What to produce:
Every entry below must appear again, exactly as written.

Start of Data

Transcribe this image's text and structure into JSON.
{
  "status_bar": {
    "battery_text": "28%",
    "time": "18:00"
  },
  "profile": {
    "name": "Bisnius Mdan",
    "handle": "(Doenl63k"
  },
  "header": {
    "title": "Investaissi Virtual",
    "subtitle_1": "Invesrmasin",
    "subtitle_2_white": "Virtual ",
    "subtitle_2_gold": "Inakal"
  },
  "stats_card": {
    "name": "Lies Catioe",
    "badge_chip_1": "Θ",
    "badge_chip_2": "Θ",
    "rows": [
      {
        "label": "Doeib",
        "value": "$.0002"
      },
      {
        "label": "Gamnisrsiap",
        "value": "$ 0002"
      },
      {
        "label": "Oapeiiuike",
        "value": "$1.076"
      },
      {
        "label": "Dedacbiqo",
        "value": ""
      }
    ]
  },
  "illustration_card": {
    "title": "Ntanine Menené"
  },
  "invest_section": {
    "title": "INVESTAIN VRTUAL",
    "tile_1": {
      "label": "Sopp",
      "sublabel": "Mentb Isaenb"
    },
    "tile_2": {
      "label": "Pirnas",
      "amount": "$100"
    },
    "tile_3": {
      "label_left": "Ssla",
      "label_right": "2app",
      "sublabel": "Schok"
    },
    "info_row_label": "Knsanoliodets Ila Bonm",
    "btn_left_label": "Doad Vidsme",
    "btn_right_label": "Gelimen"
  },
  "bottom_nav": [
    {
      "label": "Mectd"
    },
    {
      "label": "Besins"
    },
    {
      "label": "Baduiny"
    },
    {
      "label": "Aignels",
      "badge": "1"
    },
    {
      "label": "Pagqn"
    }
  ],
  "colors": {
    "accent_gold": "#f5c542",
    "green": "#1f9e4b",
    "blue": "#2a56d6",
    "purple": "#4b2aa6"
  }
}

End of Data

Solution below:
Transcribe this image's text and structure into JSON.
{
  "status_bar": {
    "battery_text": "28%",
    "time": "18:00"
  },
  "profile": {
    "name": "Bisnius Mdan",
    "handle": "(Doenl63k"
  },
  "header": {
    "title": "Investaissi Virtual",
    "subtitle_1": "Invesrmasin",
    "subtitle_2_white": "Virtual ",
    "subtitle_2_gold": "Inakal"
  },
  "stats_card": {
    "name": "Lies Catioe",
    "badge_chip_1": "Θ",
    "badge_chip_2": "Θ",
    "rows": [
      {
        "label": "Doeib",
        "value": "$.0002"
      },
      {
        "label": "Gamnisrsiap",
        "value": "$ 0002"
      },
      {
        "label": "Oapeiiuike",
        "value": "$1.076"
      },
      {
        "label": "Dedacbiqo",
        "value": ""
      }
    ]
  },
  "illustration_card": {
    "title": "Ntanine Menené"
  },
  "invest_section": {
    "title": "INVESTAIN VRTUAL",
    "tile_1": {
      "label": "Sopp",
      "sublabel": "Mentb Isaenb"
    },
    "tile_2": {
      "label": "Pirnas",
      "amount": "$100"
    },
    "tile_3": {
      "label_left": "Ssla",
      "label_right": "2app",
      "sublabel": "Schok"
    },
    "info_row_label": "Knsanoliodets Ila Bonm",
    "btn_left_label": "Doad Vidsme",
    "btn_right_label": "Gelimen"
  },
  "bottom_nav": [
    {
      "label": "Mectd"
    },
    {
      "label": "Besins"
    },
    {
      "label": "Baduiny"
    },
    {
      "label": "Aignels",
      "badge": "1"
    },
    {
      "label": "Pagqn"
    }
  ],
  "colors": {
    "accent_gold": "#f5c542",
    "green": "#1f9e4b",
    "blue": "#2a56d6",
    "purple": "#4b2aa6"
  }
}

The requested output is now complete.